── PROVIDED DATA

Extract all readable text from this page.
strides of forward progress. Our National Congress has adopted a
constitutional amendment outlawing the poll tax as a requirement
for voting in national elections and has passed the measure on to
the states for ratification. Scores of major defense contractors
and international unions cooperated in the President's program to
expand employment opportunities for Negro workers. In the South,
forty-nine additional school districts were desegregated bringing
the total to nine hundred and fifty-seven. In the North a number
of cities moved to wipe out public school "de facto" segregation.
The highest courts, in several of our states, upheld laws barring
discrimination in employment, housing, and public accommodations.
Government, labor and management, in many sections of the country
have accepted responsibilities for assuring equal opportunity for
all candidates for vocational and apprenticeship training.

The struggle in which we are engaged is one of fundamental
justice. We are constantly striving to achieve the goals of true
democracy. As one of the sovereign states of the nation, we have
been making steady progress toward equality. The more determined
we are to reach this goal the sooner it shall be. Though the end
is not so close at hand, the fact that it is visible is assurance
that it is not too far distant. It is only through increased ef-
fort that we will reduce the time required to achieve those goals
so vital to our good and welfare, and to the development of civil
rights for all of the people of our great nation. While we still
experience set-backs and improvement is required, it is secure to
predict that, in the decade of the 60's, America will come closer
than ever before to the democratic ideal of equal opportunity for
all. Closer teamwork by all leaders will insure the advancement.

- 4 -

────

REQUIRED TASK:
Provide all the records again, word for word.

THE RESPONSE:
Extract all readable text from this page.
strides of forward progress. Our National Congress has adopted a
constitutional amendment outlawing the poll tax as a requirement
for voting in national elections and has passed the measure on to
the states for ratification. Scores of major defense contractors
and international unions cooperated in the President's program to
expand employment opportunities for Negro workers. In the South,
forty-nine additional school districts were desegregated bringing
the total to nine hundred and fifty-seven. In the North a number
of cities moved to wipe out public school "de facto" segregation.
The highest courts, in several of our states, upheld laws barring
discrimination in employment, housing, and public accommodations.
Government, labor and management, in many sections of the country
have accepted responsibilities for assuring equal opportunity for
all candidates for vocational and apprenticeship training.

The struggle in which we are engaged is one of fundamental
justice. We are constantly striving to achieve the goals of true
democracy. As one of the sovereign states of the nation, we have
been making steady progress toward equality. The more determined
we are to reach this goal the sooner it shall be. Though the end
is not so close at hand, the fact that it is visible is assurance
that it is not too far distant. It is only through increased ef-
fort that we will reduce the time required to achieve those goals
so vital to our good and welfare, and to the development of civil
rights for all of the people of our great nation. While we still
experience set-backs and improvement is required, it is secure to
predict that, in the decade of the 60's, America will come closer
than ever before to the democratic ideal of equal opportunity for
all. Closer teamwork by all leaders will insure the advancement.

- 4 -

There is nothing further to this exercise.